Entries from a dataset:
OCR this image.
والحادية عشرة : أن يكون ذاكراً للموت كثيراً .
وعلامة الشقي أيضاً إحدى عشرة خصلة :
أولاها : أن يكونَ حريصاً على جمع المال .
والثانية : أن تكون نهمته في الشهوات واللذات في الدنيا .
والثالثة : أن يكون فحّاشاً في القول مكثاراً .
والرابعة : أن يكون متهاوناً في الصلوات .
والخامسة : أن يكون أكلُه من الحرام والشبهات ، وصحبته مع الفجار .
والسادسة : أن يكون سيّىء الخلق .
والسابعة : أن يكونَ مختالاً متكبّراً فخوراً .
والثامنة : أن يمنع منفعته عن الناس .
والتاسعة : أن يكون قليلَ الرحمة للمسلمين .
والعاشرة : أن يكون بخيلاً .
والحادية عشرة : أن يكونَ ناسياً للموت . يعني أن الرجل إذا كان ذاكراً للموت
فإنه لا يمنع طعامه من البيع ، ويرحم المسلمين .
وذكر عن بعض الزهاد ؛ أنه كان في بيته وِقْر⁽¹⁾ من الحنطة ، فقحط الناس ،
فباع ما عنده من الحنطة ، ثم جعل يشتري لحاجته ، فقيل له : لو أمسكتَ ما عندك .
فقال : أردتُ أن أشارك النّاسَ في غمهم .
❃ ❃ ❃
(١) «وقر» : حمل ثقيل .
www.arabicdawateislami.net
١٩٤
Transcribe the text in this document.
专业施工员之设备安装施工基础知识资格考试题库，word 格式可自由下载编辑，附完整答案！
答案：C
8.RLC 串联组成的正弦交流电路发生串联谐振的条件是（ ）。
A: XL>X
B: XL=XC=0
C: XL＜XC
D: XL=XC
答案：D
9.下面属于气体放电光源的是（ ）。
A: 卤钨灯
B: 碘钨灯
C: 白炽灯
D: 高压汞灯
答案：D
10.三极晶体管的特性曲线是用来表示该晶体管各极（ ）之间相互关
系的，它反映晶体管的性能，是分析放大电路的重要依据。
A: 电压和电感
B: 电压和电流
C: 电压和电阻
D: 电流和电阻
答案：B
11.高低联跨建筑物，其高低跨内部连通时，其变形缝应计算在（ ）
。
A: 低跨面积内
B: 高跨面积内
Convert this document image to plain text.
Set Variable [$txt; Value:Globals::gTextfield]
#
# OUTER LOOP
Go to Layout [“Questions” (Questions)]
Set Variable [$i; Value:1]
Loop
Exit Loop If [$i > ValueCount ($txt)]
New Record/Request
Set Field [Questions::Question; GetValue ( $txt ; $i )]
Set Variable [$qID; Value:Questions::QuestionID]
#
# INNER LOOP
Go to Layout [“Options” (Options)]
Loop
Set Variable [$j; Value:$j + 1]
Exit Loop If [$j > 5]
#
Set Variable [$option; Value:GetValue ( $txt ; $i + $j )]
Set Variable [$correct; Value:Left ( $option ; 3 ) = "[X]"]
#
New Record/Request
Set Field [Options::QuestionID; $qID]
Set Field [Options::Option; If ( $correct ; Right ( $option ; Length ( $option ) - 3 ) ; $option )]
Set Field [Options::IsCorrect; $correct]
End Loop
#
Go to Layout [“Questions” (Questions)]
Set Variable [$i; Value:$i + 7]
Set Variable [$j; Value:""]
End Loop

» **SET PROBLEM**: Where a line of the data holds "correct", show that line.

» **SOLUTION**:
Set Variable [$correct; Value:Left ( $option ; 3 ) = "[X]"]
Set Field [Options::Option; If ( $correct ; Right ( $option ; Length ( $option ) - 3 ) ; $option )]
Set Field [Options::IsCorrect; $correct]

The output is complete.